> [Work instructions]
In the records that follow, show each line where the word "structured" is present.

> [Extracted information]
Begin
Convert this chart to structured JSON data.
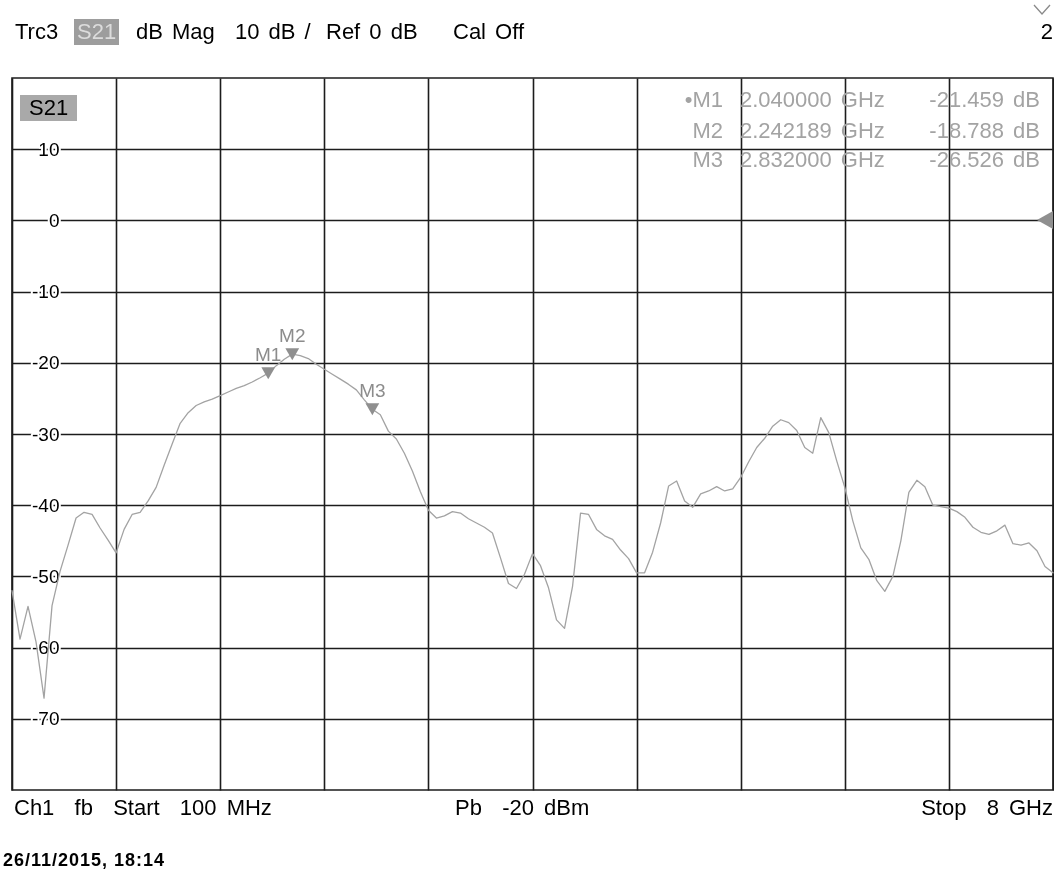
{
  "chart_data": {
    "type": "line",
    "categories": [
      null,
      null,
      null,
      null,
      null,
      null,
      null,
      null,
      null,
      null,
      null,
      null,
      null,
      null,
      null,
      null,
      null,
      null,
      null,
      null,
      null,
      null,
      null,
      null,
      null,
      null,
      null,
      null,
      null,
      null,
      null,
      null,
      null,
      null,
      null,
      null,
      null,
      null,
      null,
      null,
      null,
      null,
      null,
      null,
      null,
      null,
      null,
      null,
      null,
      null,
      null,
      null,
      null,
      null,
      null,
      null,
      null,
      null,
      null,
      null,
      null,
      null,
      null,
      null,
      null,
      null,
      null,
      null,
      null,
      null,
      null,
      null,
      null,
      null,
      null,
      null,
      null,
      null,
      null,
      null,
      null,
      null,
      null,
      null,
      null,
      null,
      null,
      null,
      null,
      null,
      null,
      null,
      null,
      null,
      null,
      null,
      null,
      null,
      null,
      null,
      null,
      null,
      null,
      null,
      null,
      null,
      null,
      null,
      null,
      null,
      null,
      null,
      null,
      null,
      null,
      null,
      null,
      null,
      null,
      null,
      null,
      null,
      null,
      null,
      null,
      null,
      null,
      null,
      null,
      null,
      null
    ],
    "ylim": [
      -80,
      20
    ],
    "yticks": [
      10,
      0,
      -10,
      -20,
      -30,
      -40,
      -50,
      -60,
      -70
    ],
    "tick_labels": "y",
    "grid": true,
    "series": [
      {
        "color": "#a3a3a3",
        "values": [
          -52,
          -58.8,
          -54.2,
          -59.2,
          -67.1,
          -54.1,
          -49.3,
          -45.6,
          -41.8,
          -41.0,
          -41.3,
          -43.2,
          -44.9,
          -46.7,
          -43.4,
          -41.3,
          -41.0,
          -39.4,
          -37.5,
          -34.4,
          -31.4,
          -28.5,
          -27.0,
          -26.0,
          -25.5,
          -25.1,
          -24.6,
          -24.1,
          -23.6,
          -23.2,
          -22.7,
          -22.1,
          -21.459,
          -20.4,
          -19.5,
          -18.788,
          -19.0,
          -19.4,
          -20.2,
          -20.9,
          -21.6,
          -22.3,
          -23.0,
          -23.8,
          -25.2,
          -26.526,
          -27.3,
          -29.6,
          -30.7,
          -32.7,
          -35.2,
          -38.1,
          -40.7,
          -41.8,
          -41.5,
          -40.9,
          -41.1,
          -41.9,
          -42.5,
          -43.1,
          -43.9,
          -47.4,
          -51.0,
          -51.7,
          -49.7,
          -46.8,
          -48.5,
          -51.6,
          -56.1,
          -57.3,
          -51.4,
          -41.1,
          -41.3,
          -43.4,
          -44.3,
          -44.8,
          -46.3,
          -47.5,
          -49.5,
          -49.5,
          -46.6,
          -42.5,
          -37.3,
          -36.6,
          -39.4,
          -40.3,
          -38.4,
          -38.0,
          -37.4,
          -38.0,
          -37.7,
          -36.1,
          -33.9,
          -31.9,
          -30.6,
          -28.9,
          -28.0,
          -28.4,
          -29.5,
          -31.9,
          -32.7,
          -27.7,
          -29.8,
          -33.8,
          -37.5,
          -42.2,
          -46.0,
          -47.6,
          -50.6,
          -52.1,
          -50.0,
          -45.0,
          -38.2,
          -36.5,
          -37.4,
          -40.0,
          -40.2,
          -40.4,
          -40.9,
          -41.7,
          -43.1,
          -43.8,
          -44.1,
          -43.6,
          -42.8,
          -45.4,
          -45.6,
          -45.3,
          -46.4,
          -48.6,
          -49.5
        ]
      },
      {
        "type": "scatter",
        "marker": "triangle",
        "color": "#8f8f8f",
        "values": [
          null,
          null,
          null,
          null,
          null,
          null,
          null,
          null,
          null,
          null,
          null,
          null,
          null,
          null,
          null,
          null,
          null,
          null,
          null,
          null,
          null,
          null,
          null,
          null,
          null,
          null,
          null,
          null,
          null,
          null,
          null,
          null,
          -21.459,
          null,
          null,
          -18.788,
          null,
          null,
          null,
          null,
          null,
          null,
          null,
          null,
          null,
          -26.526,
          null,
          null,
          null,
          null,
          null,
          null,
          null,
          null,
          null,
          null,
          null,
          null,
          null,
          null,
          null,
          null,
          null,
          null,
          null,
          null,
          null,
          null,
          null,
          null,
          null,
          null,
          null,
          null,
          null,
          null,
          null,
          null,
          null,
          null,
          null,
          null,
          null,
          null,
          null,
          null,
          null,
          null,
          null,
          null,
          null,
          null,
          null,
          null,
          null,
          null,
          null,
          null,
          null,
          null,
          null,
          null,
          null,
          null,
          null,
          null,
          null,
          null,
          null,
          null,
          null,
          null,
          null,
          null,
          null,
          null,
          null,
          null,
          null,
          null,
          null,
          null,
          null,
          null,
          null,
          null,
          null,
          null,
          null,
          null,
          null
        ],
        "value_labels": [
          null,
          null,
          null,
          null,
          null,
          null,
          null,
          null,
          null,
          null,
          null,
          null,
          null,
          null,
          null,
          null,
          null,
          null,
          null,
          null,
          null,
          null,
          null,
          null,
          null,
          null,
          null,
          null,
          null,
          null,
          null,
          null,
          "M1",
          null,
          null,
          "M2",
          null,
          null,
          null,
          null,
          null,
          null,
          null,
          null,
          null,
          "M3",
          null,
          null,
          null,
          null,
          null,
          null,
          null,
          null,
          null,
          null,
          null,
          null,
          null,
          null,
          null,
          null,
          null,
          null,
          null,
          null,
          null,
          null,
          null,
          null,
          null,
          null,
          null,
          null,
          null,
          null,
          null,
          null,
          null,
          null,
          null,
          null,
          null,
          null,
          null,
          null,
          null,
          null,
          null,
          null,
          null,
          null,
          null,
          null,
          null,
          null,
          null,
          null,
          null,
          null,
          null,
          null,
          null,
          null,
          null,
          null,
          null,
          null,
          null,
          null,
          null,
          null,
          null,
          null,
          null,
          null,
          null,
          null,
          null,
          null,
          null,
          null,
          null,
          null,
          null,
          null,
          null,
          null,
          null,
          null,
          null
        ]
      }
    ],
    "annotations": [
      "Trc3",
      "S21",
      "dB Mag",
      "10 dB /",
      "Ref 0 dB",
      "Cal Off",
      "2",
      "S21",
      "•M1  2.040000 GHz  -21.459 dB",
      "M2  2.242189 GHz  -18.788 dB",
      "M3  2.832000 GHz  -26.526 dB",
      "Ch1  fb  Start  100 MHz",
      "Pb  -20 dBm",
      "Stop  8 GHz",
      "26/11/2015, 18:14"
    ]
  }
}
End
Begin
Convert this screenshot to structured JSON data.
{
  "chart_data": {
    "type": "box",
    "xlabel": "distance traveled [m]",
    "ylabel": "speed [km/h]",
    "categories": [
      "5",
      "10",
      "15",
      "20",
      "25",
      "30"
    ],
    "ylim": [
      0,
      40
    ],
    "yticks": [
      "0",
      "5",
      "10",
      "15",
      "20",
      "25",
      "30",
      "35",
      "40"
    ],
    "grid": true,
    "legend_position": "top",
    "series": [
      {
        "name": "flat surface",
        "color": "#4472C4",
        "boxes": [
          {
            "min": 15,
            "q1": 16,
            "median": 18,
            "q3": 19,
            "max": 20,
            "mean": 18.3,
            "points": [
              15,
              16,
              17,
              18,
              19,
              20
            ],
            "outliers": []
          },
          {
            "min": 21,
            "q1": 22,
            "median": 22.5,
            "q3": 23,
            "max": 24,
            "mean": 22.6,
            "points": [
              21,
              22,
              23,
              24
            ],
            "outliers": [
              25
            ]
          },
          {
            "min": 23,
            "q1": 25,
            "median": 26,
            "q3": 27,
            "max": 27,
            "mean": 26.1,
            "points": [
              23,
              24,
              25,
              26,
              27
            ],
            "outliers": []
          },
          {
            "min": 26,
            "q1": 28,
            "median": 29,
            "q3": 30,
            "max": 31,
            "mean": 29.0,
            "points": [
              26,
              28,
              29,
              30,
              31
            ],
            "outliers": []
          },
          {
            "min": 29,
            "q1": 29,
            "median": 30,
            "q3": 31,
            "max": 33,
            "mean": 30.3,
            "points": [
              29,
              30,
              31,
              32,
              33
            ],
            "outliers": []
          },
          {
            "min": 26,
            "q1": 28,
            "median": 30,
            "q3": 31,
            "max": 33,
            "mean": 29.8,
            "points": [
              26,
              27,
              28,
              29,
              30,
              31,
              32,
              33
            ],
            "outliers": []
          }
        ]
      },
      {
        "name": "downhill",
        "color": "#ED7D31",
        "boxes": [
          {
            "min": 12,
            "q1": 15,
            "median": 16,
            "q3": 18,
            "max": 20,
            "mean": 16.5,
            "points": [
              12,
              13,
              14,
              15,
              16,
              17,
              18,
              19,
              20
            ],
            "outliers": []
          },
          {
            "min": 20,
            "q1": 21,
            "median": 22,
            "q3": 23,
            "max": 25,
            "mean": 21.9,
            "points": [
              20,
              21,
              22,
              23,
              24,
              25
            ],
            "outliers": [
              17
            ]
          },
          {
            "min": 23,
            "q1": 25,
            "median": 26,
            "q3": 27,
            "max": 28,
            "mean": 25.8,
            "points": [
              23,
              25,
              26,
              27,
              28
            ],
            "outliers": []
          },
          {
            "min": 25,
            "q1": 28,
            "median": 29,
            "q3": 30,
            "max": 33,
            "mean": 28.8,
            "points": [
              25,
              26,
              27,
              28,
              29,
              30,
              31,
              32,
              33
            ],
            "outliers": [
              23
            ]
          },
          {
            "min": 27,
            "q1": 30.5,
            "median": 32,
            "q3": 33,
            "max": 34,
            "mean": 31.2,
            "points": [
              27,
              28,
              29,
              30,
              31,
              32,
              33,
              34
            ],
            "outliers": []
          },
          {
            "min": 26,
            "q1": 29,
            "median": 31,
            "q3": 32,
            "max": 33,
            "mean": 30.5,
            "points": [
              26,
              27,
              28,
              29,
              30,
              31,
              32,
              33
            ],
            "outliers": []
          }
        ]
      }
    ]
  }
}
End
Begin
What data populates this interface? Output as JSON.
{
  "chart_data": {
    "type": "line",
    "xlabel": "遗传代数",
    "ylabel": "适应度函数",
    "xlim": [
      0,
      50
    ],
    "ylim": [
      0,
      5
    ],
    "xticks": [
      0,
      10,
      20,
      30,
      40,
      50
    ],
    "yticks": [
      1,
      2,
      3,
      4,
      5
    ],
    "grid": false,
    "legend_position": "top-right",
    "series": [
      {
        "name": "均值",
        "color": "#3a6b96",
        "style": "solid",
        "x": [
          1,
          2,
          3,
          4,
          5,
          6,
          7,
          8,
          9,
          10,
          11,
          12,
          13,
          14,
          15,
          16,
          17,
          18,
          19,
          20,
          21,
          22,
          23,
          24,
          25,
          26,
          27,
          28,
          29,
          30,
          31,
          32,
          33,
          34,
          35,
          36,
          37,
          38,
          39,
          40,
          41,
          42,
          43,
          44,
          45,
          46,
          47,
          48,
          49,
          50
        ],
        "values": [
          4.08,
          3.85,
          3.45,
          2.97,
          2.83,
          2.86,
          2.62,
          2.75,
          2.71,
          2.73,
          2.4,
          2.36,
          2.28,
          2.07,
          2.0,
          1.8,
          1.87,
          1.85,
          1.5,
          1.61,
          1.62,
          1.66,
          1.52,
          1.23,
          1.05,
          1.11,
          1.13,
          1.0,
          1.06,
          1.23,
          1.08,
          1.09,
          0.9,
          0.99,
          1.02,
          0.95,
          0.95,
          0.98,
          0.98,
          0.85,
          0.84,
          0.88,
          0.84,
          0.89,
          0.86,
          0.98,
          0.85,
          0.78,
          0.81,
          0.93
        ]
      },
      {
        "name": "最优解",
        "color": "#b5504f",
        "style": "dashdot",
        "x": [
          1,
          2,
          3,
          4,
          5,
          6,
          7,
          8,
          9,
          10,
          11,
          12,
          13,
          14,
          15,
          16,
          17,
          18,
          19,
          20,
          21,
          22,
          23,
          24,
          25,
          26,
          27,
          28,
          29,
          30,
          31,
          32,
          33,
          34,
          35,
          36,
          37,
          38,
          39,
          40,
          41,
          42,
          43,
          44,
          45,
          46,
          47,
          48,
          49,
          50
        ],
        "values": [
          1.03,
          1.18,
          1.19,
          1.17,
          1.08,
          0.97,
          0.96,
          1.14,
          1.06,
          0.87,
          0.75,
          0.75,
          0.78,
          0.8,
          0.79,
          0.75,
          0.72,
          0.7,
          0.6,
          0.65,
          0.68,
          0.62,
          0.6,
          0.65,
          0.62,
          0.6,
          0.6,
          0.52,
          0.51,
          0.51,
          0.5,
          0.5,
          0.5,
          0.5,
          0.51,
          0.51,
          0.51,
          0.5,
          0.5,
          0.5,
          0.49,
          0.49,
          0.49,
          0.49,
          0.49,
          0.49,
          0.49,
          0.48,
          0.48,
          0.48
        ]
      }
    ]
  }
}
End
> [Output of the exercise]
Convert this chart to structured JSON data.
Convert this screenshot to structured JSON data.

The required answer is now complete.